**Directions for this task**
Records follow. Pull out every line that contains "footer".

**Record set**
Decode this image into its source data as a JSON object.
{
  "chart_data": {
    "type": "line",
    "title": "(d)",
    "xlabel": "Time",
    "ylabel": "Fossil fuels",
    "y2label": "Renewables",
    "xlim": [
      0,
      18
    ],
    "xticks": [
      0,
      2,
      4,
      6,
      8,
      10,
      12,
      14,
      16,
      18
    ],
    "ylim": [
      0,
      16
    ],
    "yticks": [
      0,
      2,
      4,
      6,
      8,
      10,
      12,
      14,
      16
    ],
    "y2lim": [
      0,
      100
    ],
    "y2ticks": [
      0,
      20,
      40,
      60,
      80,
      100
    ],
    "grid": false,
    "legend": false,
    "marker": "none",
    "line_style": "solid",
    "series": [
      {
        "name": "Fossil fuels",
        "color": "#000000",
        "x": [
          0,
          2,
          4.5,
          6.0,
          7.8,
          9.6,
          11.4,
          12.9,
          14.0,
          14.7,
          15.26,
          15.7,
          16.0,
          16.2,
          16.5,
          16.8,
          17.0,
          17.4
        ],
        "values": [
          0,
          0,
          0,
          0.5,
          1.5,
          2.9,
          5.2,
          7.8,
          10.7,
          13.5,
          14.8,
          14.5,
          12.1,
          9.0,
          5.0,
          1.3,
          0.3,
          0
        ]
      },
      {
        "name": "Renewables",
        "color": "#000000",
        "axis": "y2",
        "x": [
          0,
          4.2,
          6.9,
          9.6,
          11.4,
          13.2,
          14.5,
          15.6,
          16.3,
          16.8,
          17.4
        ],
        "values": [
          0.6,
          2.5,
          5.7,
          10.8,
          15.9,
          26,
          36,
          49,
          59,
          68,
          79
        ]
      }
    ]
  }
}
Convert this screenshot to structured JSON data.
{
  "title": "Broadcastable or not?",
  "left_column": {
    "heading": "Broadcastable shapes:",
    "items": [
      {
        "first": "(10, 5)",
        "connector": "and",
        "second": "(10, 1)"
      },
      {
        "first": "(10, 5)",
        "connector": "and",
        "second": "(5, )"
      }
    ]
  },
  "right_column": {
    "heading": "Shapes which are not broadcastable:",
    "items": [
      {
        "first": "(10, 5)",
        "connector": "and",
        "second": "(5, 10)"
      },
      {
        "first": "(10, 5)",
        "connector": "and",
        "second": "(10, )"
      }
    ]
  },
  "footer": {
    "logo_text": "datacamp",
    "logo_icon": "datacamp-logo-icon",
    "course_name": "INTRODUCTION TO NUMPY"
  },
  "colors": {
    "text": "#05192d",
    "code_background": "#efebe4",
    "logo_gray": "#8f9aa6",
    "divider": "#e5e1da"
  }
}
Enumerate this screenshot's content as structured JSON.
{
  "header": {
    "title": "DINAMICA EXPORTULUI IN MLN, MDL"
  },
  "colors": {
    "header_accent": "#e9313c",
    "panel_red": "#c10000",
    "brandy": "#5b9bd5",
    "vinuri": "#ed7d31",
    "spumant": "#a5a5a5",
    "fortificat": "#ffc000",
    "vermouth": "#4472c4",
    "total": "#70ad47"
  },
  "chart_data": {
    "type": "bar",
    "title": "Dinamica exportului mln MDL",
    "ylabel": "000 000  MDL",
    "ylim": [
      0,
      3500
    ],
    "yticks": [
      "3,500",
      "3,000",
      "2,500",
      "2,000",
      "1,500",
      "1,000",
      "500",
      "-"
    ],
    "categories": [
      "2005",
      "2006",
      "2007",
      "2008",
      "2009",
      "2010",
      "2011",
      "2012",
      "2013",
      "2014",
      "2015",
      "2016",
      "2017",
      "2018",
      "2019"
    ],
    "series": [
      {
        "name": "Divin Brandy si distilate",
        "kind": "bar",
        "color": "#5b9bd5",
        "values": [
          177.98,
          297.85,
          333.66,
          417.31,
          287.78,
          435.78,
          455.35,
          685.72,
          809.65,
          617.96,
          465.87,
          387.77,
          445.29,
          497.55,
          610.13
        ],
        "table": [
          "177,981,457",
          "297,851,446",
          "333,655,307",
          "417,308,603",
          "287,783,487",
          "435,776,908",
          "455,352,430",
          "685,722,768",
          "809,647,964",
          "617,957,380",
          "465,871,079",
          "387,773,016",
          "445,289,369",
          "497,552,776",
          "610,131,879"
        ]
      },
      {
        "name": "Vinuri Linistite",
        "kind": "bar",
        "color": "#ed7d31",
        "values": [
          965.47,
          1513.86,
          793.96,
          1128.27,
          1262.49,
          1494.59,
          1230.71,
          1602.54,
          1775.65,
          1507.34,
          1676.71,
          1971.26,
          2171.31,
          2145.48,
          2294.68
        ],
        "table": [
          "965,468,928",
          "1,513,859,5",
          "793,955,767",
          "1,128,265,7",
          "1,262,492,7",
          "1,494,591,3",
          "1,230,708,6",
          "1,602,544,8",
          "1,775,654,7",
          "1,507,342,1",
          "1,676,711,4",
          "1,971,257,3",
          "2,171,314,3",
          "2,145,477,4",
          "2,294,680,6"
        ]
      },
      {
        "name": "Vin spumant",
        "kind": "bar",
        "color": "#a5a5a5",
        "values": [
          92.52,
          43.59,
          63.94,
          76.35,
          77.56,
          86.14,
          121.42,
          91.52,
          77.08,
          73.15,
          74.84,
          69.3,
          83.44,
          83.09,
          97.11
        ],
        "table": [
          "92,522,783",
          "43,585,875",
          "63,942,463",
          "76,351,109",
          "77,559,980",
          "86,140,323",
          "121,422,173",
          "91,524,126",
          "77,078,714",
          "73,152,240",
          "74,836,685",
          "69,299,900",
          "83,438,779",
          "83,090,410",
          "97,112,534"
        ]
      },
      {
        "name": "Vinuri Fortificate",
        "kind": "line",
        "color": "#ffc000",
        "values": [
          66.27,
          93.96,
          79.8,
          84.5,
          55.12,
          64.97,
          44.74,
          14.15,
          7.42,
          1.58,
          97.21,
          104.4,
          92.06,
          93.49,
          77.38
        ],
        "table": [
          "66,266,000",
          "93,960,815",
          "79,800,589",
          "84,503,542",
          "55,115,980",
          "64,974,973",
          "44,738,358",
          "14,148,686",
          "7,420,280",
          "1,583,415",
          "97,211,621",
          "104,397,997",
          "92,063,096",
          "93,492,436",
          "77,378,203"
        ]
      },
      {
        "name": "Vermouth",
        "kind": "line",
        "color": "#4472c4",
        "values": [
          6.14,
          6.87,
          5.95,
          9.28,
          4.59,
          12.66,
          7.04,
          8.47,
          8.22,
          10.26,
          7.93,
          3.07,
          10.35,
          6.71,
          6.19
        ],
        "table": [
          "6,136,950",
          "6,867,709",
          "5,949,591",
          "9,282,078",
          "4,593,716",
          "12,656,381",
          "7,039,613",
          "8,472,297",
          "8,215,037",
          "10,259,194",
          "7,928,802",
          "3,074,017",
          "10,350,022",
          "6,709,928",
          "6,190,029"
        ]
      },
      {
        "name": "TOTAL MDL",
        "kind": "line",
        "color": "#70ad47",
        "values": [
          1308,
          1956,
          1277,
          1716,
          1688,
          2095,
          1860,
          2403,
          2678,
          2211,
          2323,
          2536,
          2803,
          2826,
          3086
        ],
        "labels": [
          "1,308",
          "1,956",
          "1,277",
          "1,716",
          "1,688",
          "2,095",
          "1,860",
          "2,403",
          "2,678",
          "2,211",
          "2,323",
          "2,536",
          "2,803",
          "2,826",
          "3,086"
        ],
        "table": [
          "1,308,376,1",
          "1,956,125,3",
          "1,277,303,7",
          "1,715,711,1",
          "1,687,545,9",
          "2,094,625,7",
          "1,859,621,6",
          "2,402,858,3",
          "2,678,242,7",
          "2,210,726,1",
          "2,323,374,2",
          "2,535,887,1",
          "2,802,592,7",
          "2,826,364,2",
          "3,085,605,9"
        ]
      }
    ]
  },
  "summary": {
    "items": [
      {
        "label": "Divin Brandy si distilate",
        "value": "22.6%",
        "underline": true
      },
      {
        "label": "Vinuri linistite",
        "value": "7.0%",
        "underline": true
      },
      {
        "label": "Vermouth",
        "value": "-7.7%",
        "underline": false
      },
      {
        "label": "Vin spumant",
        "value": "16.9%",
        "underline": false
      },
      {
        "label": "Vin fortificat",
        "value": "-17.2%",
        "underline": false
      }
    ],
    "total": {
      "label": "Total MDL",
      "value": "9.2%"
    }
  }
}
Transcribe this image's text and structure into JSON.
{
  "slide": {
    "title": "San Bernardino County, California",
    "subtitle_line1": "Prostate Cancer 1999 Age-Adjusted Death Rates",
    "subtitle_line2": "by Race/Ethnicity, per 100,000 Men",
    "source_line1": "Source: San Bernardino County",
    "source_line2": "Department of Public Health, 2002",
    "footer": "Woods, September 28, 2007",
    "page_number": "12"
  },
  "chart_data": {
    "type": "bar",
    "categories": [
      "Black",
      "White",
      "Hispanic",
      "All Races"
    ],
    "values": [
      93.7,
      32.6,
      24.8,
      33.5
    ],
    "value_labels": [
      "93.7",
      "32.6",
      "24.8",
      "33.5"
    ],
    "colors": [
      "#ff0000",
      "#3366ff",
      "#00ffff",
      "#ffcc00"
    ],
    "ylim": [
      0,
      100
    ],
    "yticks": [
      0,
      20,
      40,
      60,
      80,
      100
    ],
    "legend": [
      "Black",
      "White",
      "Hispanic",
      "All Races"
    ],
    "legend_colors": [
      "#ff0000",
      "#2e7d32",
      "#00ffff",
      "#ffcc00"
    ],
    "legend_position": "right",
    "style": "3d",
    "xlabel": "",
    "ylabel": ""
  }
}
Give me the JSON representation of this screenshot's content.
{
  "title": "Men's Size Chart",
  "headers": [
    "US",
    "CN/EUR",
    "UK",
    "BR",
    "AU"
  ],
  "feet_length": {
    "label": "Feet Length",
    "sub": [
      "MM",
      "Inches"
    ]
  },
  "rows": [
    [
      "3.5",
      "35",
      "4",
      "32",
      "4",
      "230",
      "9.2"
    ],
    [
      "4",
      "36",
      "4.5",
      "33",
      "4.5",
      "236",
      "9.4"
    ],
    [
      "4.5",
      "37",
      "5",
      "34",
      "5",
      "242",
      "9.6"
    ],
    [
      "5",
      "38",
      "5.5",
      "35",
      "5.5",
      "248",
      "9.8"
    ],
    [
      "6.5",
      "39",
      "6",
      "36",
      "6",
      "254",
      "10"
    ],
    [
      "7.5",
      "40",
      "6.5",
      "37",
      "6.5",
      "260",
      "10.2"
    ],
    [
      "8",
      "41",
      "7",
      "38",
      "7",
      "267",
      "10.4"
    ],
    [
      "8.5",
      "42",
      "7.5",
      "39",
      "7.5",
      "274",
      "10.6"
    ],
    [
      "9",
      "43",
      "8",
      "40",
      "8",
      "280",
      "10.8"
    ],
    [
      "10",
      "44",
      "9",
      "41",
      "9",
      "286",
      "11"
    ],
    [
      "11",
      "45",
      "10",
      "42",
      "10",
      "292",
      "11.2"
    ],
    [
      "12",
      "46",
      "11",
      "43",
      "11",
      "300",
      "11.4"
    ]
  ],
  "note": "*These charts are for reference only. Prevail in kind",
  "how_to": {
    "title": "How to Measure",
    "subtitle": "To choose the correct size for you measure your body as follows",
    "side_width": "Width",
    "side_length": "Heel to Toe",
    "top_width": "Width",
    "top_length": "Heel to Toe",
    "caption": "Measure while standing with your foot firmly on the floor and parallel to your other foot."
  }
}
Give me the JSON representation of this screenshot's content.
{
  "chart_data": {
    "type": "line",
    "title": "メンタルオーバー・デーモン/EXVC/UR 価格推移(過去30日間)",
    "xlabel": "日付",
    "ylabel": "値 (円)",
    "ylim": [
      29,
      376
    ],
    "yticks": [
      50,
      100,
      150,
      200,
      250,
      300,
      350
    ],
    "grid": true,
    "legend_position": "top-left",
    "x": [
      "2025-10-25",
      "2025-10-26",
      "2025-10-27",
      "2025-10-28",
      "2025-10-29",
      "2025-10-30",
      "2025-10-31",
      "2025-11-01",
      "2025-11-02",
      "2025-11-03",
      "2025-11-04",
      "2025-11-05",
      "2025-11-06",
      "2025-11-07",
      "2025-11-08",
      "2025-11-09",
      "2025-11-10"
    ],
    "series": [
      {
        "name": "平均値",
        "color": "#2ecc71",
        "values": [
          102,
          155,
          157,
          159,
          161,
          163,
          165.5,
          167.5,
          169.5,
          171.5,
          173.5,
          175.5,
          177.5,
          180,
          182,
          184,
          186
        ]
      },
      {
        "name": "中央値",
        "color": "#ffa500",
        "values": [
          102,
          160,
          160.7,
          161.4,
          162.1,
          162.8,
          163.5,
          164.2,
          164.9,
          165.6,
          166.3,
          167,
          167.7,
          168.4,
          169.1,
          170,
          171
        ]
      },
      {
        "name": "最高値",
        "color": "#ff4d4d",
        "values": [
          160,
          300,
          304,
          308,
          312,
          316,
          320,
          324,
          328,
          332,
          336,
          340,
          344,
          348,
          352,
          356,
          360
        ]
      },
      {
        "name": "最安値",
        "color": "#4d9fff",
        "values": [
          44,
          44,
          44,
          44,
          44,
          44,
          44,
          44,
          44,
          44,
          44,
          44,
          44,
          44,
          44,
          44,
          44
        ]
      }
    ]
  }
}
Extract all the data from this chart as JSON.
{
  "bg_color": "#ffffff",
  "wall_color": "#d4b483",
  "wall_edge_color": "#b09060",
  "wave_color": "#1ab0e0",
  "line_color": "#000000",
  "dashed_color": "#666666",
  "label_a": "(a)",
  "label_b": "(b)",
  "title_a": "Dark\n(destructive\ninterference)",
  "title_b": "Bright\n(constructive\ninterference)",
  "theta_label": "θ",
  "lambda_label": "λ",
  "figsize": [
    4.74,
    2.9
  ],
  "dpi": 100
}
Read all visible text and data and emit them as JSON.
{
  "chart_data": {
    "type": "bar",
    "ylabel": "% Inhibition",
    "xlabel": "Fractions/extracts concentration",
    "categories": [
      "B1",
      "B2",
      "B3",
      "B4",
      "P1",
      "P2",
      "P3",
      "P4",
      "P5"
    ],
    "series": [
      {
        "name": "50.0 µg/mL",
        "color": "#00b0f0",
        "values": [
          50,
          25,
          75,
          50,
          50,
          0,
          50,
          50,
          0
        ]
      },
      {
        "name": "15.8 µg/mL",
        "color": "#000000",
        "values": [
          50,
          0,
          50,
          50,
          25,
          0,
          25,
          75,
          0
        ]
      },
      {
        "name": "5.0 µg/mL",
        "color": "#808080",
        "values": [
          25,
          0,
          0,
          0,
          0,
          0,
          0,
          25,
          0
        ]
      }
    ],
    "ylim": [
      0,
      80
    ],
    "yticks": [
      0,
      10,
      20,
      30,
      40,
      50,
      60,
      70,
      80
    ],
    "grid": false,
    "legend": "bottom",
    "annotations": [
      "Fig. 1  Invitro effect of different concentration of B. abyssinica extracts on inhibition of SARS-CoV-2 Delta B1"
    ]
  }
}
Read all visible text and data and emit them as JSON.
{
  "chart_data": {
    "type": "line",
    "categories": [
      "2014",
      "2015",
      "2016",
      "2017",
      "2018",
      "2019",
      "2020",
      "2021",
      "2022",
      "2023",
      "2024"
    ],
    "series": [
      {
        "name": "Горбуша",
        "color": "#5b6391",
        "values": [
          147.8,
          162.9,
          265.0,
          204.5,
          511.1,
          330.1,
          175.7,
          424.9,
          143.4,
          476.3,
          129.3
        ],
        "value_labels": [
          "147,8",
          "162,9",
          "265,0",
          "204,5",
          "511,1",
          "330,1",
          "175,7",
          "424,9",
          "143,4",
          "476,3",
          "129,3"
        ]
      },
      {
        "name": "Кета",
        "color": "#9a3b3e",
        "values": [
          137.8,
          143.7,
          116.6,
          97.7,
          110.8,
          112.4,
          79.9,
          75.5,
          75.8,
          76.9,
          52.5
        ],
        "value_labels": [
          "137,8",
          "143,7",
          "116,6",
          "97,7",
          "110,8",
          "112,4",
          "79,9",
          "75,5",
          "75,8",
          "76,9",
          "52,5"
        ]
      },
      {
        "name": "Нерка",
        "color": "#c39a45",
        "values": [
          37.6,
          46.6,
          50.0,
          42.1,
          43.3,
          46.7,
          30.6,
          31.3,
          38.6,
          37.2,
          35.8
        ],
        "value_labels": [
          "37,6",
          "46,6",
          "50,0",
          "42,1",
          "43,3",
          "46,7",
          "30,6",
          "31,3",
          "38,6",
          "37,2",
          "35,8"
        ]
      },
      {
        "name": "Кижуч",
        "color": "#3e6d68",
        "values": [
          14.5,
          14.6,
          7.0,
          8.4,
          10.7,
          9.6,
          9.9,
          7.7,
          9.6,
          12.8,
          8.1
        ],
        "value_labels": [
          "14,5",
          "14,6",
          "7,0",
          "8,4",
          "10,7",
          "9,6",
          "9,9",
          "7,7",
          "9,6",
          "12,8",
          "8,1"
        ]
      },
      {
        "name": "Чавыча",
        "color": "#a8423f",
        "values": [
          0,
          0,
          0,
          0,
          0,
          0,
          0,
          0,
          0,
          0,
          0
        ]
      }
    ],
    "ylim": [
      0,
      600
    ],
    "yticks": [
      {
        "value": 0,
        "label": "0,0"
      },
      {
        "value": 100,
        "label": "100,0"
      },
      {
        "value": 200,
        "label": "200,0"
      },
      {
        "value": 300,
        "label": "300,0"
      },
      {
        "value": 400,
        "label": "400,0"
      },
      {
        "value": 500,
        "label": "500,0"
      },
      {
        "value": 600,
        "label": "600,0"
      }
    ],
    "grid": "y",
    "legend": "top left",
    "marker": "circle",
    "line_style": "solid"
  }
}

**Exercise solution**
  "footer": {
    "footer": "Woods, September 28, 2007",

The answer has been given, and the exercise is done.